[Data items]
>>>
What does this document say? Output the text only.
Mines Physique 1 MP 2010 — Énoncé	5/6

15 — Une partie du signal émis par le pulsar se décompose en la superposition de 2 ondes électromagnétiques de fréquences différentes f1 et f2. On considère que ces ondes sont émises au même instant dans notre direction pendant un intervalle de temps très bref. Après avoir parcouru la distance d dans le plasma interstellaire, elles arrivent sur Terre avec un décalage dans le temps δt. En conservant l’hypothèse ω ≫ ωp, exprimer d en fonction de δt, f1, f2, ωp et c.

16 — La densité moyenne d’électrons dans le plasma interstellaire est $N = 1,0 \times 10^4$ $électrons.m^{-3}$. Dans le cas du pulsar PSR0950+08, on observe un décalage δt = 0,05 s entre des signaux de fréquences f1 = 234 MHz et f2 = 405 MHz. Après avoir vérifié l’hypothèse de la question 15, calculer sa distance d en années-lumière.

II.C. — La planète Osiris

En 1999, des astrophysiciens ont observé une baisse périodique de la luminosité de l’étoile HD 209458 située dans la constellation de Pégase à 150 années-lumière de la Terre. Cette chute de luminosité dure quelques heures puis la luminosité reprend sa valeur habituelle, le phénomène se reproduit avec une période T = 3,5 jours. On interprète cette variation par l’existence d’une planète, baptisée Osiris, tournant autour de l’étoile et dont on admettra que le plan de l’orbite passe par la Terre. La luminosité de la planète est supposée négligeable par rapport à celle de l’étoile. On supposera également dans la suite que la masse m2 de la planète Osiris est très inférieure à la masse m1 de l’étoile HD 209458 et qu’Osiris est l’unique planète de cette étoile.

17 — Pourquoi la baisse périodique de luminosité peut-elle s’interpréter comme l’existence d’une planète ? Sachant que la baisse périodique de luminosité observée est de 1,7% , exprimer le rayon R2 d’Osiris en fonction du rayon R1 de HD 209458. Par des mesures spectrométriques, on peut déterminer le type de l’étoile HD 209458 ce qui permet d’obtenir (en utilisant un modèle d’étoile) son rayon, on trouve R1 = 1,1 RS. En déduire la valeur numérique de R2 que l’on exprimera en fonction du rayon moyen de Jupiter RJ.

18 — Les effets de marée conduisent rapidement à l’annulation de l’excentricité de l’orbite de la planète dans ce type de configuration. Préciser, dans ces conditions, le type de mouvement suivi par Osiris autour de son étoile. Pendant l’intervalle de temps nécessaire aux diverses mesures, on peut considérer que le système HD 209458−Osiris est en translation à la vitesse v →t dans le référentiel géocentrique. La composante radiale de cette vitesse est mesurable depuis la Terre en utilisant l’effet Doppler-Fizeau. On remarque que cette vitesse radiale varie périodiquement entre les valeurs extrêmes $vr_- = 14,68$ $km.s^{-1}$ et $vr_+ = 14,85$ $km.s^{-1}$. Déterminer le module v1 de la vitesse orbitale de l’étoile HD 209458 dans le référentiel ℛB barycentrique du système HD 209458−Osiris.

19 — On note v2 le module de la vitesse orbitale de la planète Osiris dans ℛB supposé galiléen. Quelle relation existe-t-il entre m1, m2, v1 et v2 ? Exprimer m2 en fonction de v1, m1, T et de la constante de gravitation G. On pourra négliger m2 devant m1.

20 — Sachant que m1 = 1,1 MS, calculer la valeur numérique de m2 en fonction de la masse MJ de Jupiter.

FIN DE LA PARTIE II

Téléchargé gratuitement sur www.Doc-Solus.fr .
<<<
— Stated exercise —
Can you give every line above again, exactly as written?

— Full answer —
What does this document say? Output the text only.
Mines Physique 1 MP 2010 — Énoncé	5/6

15 — Une partie du signal émis par le pulsar se décompose en la superposition de 2 ondes électromagnétiques de fréquences différentes f1 et f2. On considère que ces ondes sont émises au même instant dans notre direction pendant un intervalle de temps très bref. Après avoir parcouru la distance d dans le plasma interstellaire, elles arrivent sur Terre avec un décalage dans le temps δt. En conservant l’hypothèse ω ≫ ωp, exprimer d en fonction de δt, f1, f2, ωp et c.

16 — La densité moyenne d’électrons dans le plasma interstellaire est $N = 1,0 \times 10^4$ $électrons.m^{-3}$. Dans le cas du pulsar PSR0950+08, on observe un décalage δt = 0,05 s entre des signaux de fréquences f1 = 234 MHz et f2 = 405 MHz. Après avoir vérifié l’hypothèse de la question 15, calculer sa distance d en années-lumière.

II.C. — La planète Osiris

En 1999, des astrophysiciens ont observé une baisse périodique de la luminosité de l’étoile HD 209458 située dans la constellation de Pégase à 150 années-lumière de la Terre. Cette chute de luminosité dure quelques heures puis la luminosité reprend sa valeur habituelle, le phénomène se reproduit avec une période T = 3,5 jours. On interprète cette variation par l’existence d’une planète, baptisée Osiris, tournant autour de l’étoile et dont on admettra que le plan de l’orbite passe par la Terre. La luminosité de la planète est supposée négligeable par rapport à celle de l’étoile. On supposera également dans la suite que la masse m2 de la planète Osiris est très inférieure à la masse m1 de l’étoile HD 209458 et qu’Osiris est l’unique planète de cette étoile.

17 — Pourquoi la baisse périodique de luminosité peut-elle s’interpréter comme l’existence d’une planète ? Sachant que la baisse périodique de luminosité observée est de 1,7% , exprimer le rayon R2 d’Osiris en fonction du rayon R1 de HD 209458. Par des mesures spectrométriques, on peut déterminer le type de l’étoile HD 209458 ce qui permet d’obtenir (en utilisant un modèle d’étoile) son rayon, on trouve R1 = 1,1 RS. En déduire la valeur numérique de R2 que l’on exprimera en fonction du rayon moyen de Jupiter RJ.

18 — Les effets de marée conduisent rapidement à l’annulation de l’excentricité de l’orbite de la planète dans ce type de configuration. Préciser, dans ces conditions, le type de mouvement suivi par Osiris autour de son étoile. Pendant l’intervalle de temps nécessaire aux diverses mesures, on peut considérer que le système HD 209458−Osiris est en translation à la vitesse v →t dans le référentiel géocentrique. La composante radiale de cette vitesse est mesurable depuis la Terre en utilisant l’effet Doppler-Fizeau. On remarque que cette vitesse radiale varie périodiquement entre les valeurs extrêmes $vr_- = 14,68$ $km.s^{-1}$ et $vr_+ = 14,85$ $km.s^{-1}$. Déterminer le module v1 de la vitesse orbitale de l’étoile HD 209458 dans le référentiel ℛB barycentrique du système HD 209458−Osiris.

19 — On note v2 le module de la vitesse orbitale de la planète Osiris dans ℛB supposé galiléen. Quelle relation existe-t-il entre m1, m2, v1 et v2 ? Exprimer m2 en fonction de v1, m1, T et de la constante de gravitation G. On pourra négliger m2 devant m1.

20 — Sachant que m1 = 1,1 MS, calculer la valeur numérique de m2 en fonction de la masse MJ de Jupiter.

FIN DE LA PARTIE II

Téléchargé gratuitement sur www.Doc-Solus.fr .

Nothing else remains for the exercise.